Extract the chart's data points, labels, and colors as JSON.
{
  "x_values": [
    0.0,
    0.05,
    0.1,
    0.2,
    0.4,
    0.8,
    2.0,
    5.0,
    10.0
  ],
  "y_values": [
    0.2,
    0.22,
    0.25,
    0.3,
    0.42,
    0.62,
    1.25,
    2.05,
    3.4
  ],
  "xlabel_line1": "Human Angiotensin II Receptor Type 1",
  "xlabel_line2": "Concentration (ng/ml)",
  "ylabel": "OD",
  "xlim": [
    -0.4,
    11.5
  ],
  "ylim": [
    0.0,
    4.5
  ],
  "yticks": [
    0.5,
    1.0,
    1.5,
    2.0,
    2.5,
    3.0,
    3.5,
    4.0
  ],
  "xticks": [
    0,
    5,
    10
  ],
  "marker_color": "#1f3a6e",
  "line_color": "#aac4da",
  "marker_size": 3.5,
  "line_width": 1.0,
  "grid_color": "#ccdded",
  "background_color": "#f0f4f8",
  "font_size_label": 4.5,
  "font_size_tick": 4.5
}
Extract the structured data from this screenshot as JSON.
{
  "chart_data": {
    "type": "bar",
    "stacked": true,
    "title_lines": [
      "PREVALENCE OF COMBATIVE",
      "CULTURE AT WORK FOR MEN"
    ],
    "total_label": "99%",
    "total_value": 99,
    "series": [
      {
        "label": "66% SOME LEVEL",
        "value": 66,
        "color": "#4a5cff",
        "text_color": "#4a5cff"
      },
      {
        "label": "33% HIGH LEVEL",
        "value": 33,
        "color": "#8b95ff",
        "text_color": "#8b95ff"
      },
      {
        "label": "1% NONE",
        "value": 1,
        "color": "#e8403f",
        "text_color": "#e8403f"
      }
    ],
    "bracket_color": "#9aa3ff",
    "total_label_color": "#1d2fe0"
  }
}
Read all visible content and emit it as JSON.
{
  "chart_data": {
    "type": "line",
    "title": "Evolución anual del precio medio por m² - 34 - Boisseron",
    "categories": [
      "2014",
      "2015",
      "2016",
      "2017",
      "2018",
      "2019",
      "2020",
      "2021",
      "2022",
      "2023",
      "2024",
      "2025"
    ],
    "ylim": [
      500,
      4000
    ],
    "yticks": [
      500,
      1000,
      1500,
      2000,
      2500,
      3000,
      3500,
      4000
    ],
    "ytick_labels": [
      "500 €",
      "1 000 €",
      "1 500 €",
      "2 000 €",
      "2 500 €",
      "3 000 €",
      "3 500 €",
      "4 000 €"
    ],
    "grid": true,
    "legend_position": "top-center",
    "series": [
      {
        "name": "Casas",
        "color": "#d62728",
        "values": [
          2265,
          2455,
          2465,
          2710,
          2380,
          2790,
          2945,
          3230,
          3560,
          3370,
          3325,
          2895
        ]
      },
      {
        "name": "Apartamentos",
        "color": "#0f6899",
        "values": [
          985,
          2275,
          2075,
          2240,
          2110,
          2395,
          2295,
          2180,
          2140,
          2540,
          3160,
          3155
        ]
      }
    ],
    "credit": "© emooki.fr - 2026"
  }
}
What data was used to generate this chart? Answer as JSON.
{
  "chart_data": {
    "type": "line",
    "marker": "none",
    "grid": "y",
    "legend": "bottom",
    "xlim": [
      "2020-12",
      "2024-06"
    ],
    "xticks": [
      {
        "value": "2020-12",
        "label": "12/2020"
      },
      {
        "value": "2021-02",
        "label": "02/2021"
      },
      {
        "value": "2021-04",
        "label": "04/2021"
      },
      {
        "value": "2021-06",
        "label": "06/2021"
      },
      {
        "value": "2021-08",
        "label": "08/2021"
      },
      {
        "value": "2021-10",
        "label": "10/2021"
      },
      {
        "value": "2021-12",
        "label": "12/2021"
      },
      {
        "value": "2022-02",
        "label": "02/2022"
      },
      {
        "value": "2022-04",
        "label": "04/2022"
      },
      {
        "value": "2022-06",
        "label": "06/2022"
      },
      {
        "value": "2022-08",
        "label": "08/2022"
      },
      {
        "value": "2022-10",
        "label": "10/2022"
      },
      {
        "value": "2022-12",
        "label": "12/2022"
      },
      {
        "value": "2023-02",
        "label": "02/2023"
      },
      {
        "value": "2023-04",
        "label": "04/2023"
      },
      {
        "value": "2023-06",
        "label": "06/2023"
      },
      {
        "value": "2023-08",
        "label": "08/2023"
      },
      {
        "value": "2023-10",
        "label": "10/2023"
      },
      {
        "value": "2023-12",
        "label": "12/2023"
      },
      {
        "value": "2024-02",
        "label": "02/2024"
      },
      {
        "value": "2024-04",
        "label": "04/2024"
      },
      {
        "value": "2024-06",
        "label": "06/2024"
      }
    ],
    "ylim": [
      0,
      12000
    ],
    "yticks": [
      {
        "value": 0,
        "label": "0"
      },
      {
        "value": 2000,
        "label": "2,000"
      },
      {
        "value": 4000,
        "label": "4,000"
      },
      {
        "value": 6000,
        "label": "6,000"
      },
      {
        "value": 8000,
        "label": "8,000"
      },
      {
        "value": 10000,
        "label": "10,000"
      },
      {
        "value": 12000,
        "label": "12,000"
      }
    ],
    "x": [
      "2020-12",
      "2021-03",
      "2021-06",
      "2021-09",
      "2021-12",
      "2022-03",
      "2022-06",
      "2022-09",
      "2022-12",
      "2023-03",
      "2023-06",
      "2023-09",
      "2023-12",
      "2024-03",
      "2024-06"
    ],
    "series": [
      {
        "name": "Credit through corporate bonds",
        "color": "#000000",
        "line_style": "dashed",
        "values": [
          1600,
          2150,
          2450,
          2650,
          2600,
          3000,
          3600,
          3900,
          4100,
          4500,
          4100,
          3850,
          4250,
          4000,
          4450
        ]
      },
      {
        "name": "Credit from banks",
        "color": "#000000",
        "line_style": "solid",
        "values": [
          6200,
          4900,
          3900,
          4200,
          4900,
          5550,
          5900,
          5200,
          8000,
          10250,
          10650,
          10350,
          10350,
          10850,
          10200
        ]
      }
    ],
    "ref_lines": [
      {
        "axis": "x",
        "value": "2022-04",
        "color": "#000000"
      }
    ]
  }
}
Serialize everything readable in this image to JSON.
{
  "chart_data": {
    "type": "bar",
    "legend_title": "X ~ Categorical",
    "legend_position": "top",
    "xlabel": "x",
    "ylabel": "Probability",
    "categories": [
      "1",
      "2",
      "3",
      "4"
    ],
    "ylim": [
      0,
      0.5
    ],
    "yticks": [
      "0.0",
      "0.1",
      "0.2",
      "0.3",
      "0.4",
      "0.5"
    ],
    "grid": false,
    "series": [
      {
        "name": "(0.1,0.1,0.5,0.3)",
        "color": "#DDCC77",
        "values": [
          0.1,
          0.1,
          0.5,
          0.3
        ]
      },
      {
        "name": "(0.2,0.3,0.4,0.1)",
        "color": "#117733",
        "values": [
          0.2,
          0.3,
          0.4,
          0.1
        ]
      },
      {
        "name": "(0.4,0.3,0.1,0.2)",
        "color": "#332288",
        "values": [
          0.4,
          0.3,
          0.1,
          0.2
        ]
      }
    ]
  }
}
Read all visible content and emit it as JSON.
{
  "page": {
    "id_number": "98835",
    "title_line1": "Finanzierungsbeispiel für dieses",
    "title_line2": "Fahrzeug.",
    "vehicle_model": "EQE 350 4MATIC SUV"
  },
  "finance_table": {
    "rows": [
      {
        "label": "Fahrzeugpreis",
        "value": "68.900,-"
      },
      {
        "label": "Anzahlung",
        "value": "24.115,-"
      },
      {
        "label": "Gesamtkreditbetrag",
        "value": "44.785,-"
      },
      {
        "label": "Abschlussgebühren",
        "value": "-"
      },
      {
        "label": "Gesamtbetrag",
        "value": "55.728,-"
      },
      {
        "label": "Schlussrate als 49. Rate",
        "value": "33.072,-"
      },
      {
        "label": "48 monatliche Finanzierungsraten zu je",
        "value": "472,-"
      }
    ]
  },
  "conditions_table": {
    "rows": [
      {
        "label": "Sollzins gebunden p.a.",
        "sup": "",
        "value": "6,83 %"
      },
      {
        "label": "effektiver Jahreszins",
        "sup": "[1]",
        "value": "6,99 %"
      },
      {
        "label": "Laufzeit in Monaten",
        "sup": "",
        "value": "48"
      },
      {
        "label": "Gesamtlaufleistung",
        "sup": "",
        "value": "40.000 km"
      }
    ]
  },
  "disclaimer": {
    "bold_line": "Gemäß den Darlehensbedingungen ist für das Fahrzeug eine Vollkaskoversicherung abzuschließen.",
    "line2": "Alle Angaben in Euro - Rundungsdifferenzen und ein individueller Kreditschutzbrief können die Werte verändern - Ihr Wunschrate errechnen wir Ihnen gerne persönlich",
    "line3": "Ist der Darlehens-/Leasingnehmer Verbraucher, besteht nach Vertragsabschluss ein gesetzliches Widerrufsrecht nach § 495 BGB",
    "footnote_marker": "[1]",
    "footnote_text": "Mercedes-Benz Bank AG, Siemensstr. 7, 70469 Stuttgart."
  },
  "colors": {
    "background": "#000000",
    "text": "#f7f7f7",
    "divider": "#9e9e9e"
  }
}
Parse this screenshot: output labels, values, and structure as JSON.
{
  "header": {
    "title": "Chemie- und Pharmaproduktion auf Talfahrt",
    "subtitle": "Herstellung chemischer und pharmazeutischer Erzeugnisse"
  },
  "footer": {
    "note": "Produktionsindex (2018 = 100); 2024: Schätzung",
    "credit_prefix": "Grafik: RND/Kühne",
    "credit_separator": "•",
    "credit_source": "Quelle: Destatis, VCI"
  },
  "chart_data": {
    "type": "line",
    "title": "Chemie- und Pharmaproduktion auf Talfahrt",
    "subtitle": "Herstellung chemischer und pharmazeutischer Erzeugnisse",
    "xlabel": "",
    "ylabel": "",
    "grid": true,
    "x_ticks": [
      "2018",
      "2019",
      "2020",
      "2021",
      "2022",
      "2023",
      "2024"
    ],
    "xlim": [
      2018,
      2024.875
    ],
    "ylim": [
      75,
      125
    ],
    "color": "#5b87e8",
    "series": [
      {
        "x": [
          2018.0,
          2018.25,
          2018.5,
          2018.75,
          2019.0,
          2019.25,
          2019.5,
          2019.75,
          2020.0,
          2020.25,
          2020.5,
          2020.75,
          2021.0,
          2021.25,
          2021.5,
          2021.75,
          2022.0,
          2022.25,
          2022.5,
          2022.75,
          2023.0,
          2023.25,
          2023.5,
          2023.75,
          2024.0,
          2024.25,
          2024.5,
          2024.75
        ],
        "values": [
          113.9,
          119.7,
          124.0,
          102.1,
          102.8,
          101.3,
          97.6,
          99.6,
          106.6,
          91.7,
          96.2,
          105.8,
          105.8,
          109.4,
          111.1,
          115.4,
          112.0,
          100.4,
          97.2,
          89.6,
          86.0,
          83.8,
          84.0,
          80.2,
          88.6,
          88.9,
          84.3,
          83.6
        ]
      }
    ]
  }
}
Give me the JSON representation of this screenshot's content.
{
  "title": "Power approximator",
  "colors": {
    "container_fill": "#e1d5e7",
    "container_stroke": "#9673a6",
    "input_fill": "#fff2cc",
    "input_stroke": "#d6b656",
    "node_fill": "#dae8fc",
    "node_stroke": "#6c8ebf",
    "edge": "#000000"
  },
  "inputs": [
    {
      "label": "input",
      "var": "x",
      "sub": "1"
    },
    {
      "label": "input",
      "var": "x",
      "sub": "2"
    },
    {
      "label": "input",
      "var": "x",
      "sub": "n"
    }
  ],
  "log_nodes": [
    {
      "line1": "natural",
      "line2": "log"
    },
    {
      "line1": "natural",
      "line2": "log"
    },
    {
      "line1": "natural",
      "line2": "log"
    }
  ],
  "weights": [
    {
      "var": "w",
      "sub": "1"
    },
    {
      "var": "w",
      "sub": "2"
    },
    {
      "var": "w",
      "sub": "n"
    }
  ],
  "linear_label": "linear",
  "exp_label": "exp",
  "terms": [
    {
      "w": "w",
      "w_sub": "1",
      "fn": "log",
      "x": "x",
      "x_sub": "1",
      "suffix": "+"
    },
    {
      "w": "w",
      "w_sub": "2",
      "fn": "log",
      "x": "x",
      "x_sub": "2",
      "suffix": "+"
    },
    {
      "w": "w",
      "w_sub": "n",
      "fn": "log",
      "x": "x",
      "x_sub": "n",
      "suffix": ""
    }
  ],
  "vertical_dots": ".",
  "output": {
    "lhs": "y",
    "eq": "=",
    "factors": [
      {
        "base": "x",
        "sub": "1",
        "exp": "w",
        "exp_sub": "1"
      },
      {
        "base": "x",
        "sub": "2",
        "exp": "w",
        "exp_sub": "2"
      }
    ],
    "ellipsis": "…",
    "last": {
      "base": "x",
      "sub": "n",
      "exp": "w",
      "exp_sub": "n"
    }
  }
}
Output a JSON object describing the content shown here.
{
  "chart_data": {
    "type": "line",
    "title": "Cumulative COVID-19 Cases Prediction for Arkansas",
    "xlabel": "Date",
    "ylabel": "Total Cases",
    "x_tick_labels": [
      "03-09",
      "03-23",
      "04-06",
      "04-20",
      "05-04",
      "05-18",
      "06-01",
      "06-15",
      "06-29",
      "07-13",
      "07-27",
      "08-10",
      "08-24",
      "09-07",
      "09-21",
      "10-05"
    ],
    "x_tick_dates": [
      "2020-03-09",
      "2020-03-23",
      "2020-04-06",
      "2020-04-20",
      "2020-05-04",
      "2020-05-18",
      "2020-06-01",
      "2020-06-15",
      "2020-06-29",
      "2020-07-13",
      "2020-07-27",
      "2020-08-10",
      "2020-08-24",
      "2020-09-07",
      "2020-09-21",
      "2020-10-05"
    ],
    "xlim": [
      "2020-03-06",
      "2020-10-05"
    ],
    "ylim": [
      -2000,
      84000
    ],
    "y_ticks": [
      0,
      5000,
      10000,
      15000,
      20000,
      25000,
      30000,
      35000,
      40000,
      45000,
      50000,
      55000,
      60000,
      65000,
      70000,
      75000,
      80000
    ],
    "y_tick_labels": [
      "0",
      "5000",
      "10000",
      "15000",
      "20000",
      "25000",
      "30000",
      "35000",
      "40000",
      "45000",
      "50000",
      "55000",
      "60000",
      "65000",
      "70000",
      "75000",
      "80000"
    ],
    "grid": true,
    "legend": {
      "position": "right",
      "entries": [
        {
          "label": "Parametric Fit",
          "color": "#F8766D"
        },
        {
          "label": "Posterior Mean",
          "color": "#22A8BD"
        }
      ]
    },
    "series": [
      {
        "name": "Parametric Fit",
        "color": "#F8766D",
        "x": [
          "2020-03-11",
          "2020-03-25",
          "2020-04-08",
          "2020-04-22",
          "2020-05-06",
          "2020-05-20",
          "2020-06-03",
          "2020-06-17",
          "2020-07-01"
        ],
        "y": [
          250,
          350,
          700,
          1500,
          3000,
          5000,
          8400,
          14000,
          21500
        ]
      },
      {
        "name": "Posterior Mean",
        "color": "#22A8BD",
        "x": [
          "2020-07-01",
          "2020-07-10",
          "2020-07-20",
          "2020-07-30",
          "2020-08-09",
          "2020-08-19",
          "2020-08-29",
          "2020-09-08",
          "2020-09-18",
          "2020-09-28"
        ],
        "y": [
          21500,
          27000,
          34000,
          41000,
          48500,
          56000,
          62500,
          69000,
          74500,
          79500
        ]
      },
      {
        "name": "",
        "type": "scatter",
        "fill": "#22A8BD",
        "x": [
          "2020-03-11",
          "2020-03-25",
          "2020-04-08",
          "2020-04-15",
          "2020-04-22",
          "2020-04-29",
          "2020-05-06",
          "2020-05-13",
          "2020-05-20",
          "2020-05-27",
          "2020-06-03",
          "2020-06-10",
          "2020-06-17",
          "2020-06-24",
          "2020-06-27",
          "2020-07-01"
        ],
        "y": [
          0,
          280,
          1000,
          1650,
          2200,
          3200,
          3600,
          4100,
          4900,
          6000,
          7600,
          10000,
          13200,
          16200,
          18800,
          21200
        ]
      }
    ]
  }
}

##########

**WRITTEN PROBLEM**. Return each line that includes "Extract".

**THE RESULT**.
Extract the chart's data points, labels, and colors as JSON.
Extract the structured data from this screenshot as JSON.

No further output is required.